Written request: What is the number of lines in the entries that include the word "blue"? Respond with the number only.
━━━━━ Source records
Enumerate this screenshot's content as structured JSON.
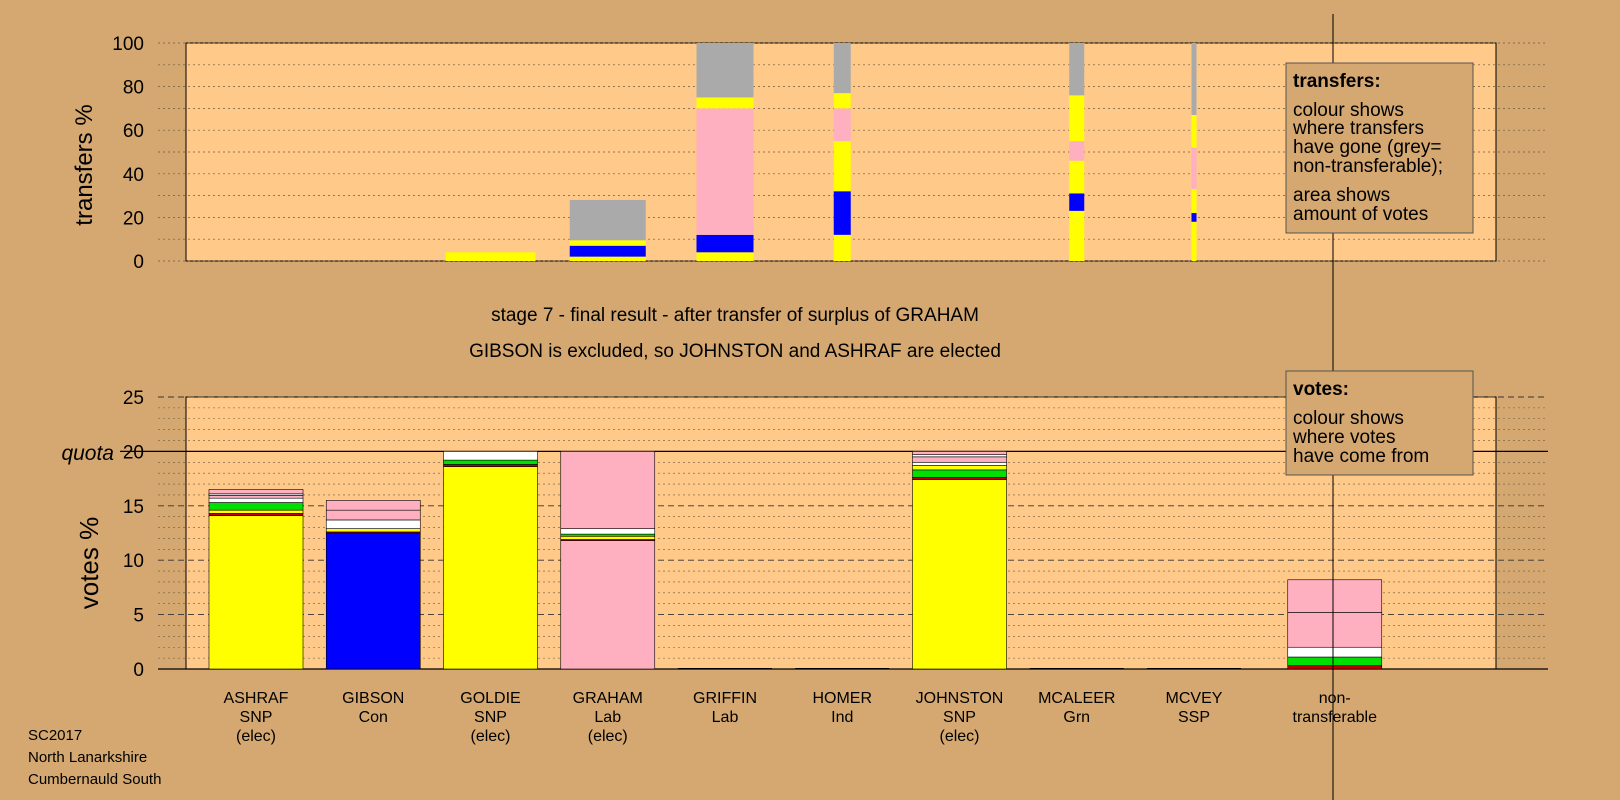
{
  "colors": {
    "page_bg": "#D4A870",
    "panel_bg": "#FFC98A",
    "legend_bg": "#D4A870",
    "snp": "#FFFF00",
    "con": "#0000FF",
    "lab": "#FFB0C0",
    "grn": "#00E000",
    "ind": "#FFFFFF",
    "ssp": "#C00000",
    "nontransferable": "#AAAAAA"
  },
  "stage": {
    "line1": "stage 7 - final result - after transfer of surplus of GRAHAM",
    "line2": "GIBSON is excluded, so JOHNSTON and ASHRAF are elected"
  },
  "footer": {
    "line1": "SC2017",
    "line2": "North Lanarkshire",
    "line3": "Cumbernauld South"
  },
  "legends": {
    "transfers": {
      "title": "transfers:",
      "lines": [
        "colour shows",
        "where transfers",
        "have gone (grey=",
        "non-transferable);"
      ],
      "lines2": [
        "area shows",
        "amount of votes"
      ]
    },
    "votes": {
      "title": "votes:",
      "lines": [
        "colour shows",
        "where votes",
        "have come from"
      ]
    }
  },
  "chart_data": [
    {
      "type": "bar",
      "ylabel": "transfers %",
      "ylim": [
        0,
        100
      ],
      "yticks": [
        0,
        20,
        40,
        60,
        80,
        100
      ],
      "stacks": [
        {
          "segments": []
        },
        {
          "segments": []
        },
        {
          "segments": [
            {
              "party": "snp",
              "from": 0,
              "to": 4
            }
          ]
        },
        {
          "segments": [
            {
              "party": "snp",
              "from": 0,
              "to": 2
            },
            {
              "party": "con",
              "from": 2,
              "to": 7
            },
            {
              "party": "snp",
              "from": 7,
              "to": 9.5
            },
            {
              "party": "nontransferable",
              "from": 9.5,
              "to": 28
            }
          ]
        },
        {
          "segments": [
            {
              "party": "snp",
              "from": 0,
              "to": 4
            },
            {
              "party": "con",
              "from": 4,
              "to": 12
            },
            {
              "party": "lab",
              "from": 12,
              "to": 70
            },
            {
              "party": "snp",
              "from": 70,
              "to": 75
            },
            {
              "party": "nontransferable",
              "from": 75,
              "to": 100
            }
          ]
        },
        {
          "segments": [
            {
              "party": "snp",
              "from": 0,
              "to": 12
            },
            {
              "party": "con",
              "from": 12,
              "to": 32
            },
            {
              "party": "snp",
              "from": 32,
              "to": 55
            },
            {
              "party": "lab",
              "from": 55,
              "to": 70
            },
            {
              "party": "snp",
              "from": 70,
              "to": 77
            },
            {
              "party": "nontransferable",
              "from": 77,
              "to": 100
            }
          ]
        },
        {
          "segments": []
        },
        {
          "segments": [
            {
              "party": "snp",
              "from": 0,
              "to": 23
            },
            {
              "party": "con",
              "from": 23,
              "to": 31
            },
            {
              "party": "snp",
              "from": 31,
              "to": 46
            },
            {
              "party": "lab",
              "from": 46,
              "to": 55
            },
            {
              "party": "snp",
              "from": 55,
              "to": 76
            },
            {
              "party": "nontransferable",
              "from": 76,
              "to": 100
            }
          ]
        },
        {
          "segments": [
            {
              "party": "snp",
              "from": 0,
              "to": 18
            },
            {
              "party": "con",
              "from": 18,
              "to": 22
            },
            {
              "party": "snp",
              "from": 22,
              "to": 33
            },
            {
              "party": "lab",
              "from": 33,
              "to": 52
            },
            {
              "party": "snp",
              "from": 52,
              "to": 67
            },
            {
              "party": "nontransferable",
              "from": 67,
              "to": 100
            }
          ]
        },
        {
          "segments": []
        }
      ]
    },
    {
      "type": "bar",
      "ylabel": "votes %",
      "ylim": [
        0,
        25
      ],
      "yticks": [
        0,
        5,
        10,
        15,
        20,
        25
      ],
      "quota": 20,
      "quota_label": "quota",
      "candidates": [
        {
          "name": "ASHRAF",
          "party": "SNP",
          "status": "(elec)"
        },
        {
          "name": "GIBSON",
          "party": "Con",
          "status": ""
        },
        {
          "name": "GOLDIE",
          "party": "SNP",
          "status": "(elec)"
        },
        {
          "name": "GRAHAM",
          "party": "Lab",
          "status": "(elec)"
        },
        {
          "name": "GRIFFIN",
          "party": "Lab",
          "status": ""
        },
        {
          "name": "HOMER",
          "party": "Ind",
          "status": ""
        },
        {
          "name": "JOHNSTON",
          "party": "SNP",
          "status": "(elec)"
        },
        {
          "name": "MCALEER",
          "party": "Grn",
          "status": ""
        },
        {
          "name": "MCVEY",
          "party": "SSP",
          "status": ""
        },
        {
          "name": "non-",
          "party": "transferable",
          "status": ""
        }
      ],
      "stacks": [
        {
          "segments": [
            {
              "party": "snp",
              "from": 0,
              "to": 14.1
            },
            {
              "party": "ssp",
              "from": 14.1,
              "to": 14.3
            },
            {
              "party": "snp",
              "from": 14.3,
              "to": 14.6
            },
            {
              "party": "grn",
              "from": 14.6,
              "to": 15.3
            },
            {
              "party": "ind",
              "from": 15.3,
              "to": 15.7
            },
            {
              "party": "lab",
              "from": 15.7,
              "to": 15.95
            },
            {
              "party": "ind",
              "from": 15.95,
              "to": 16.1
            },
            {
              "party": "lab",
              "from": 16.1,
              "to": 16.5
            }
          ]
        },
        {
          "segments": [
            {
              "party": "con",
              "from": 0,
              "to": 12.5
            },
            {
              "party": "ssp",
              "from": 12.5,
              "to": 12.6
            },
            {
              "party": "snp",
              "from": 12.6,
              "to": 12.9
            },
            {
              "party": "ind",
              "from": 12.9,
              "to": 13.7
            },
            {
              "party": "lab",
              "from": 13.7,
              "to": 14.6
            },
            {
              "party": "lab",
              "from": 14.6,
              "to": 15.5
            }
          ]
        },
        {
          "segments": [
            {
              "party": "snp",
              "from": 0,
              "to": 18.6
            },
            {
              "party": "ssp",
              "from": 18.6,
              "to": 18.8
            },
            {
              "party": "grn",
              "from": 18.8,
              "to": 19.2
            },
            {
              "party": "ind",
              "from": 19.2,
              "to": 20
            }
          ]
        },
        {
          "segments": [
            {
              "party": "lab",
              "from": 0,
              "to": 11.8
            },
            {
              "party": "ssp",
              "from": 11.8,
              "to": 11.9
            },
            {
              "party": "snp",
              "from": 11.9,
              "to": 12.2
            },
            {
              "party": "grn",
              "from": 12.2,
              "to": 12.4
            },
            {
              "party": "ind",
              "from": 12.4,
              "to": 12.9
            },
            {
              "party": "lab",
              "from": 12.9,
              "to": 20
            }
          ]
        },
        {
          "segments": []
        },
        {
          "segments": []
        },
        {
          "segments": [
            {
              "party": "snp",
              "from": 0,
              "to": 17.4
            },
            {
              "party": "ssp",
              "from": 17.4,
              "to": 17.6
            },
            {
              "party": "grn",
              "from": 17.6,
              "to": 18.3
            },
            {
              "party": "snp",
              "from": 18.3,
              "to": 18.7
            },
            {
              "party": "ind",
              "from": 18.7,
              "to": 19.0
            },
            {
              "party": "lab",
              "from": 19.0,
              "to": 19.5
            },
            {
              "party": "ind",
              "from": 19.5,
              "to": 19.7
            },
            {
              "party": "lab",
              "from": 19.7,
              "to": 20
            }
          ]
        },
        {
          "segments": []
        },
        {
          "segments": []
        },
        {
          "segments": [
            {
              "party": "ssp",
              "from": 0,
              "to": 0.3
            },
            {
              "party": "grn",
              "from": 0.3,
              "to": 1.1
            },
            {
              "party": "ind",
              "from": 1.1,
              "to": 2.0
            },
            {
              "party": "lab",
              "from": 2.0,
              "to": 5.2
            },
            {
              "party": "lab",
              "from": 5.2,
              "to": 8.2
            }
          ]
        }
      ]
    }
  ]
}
━━━━━━━━━━
━━━━━ Source records
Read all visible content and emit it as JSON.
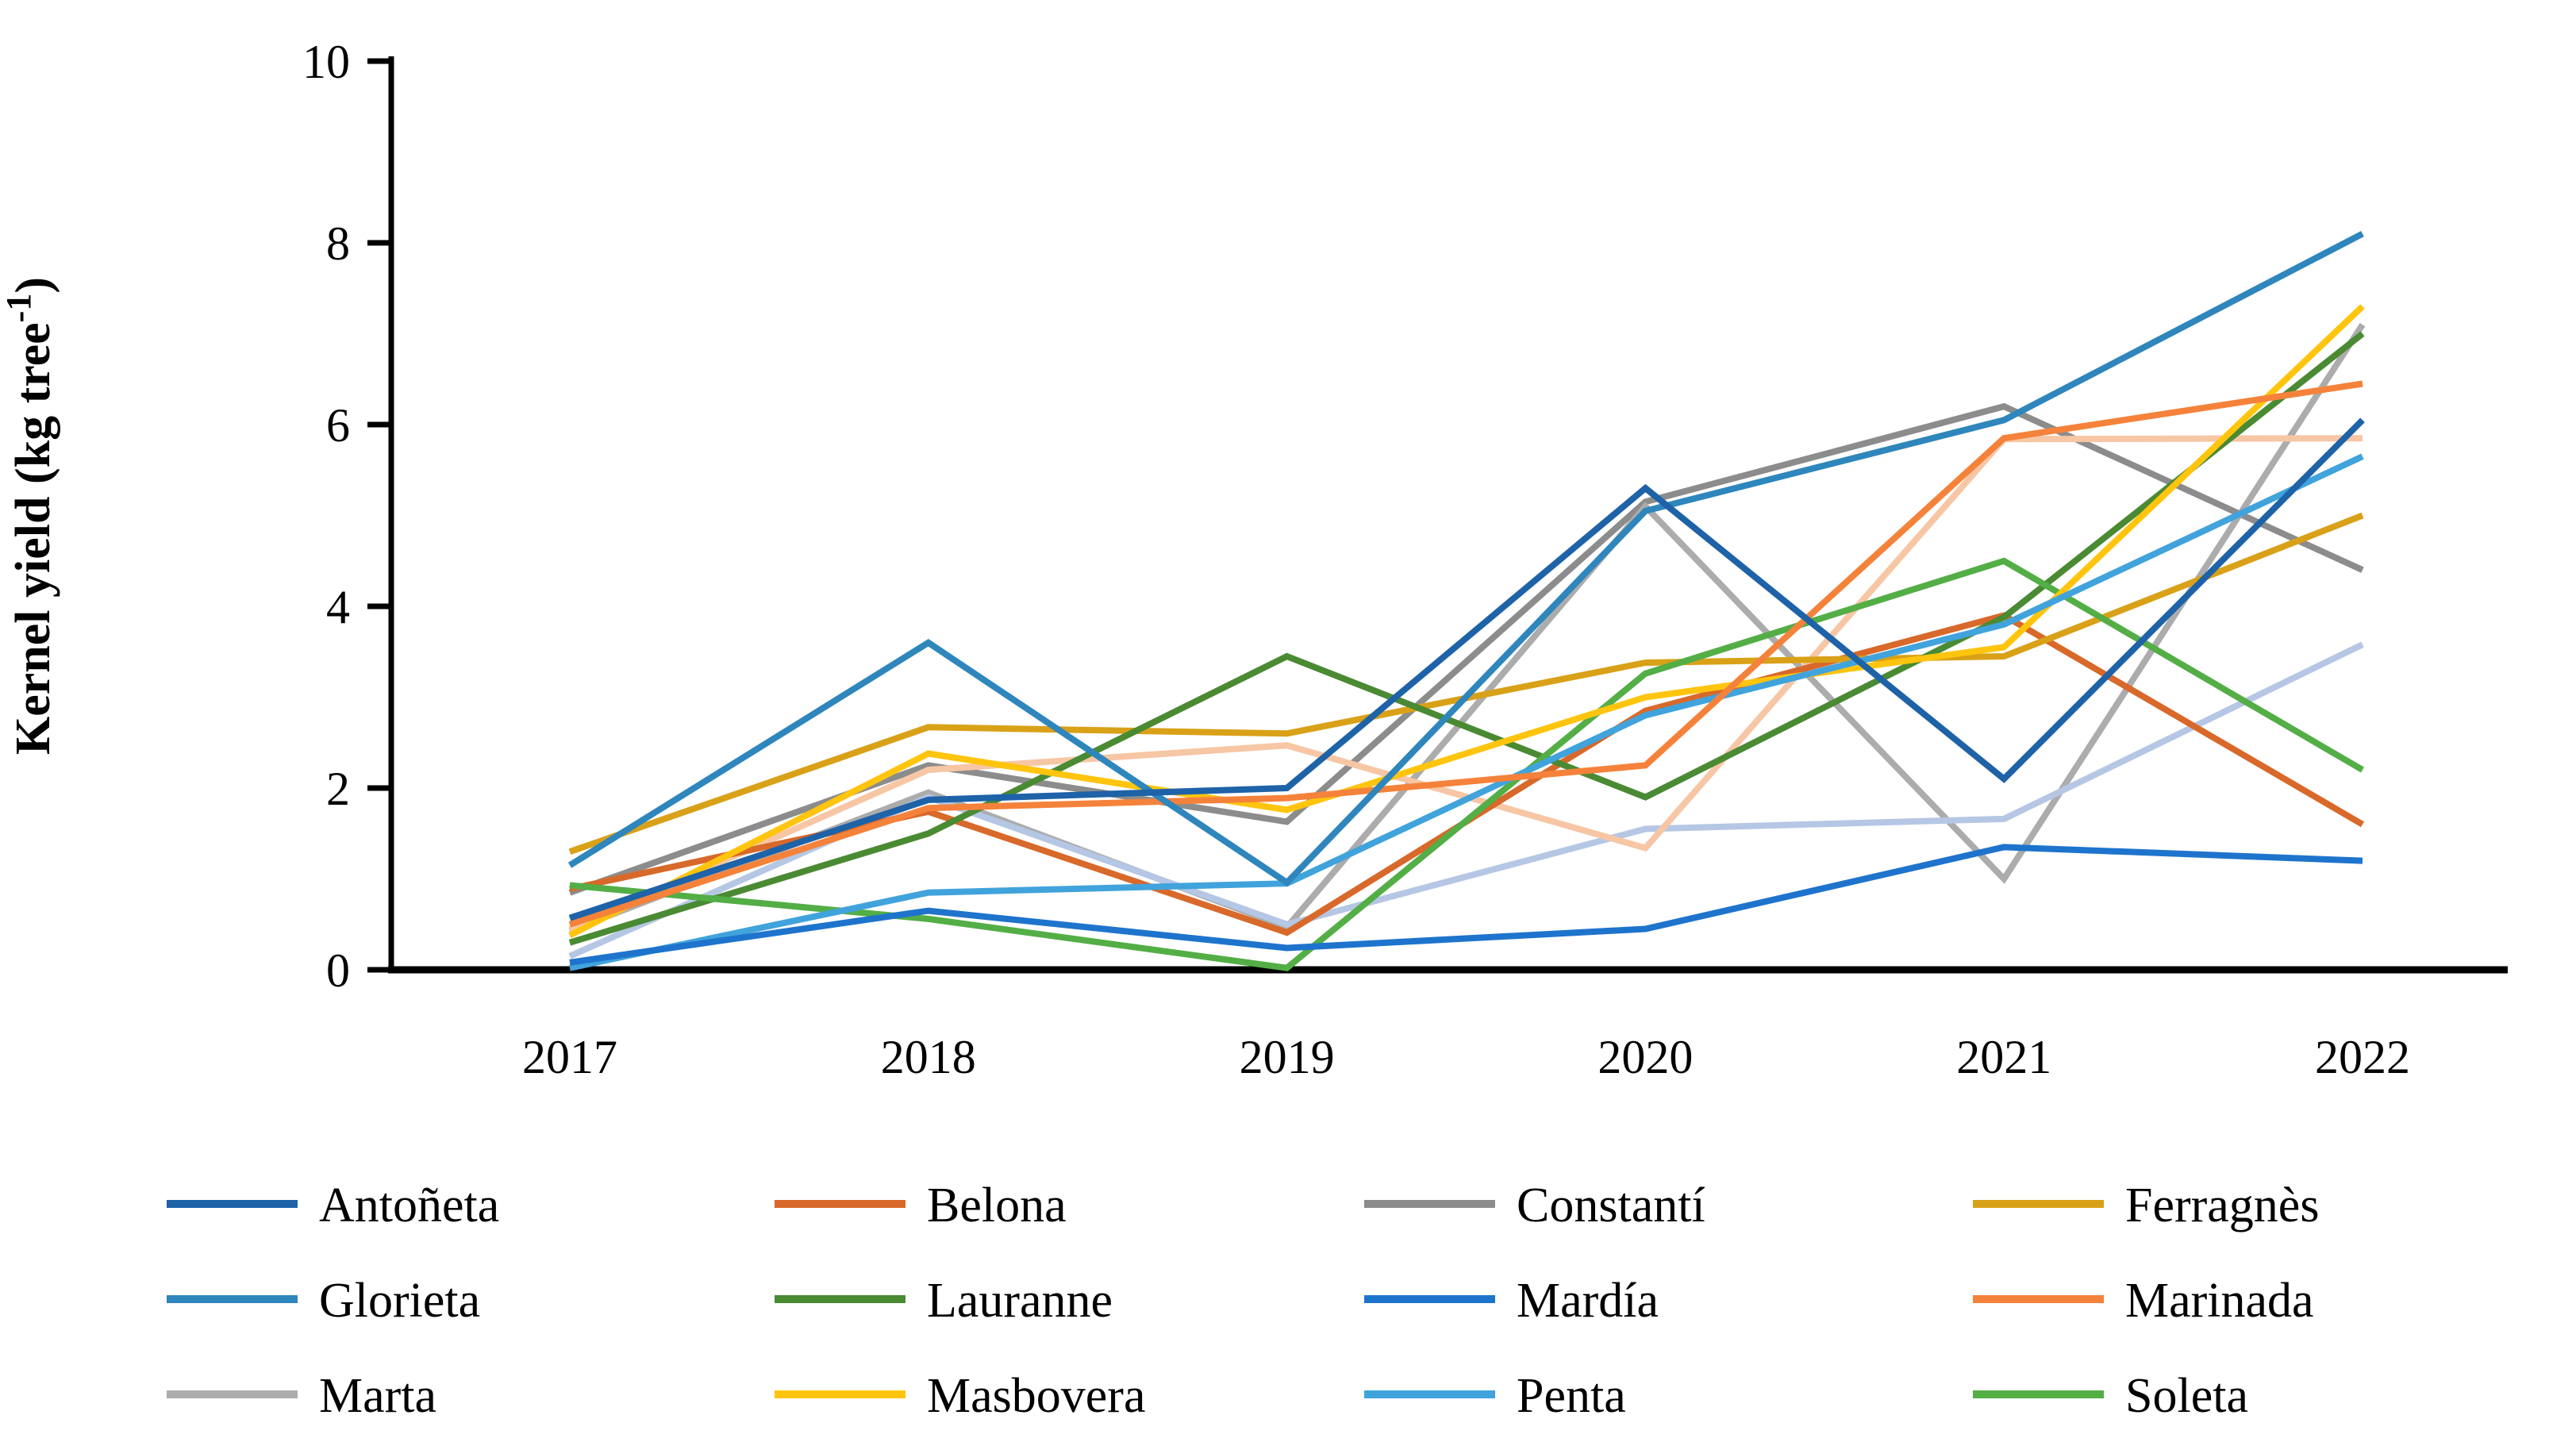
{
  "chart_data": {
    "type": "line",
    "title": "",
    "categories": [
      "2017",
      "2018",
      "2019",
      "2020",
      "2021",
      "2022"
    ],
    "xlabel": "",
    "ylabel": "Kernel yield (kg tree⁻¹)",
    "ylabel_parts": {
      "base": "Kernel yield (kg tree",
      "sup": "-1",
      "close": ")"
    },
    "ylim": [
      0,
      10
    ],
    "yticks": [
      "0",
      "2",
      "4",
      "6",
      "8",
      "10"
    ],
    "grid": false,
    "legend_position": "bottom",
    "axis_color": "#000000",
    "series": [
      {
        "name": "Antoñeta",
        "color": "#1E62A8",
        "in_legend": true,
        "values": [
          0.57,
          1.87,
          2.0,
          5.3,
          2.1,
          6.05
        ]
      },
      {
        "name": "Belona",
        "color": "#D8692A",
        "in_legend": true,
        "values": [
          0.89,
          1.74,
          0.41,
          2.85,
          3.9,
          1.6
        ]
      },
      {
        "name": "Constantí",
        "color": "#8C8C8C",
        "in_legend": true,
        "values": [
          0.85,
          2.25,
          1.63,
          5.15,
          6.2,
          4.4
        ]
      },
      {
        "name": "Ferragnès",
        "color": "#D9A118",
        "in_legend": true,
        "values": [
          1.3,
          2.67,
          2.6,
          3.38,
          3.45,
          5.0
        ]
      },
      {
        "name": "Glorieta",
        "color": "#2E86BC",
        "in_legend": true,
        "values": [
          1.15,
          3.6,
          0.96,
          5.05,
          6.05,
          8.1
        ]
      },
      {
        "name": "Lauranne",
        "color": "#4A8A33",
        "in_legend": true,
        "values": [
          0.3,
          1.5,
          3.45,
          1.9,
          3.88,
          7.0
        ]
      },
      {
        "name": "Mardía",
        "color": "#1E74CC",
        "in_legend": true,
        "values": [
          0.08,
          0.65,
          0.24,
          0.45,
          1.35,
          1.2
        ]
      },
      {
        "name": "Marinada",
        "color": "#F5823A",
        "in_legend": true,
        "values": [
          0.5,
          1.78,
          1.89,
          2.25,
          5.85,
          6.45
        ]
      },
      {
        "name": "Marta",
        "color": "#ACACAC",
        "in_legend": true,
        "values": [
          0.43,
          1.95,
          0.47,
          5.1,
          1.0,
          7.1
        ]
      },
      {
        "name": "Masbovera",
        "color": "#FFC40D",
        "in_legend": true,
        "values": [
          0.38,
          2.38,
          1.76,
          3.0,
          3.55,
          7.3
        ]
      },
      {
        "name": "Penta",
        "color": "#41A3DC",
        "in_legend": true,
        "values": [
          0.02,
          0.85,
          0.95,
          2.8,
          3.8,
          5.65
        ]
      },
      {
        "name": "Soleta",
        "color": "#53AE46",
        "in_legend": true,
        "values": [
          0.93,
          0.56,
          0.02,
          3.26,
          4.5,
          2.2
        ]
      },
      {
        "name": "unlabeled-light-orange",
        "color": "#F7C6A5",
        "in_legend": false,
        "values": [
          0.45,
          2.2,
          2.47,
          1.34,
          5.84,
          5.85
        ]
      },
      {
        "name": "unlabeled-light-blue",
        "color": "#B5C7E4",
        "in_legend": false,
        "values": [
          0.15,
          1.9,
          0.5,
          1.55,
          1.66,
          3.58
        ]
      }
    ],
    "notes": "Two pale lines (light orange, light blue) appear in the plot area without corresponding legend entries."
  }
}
━━━━━━━━━━
Answer to the problem: 2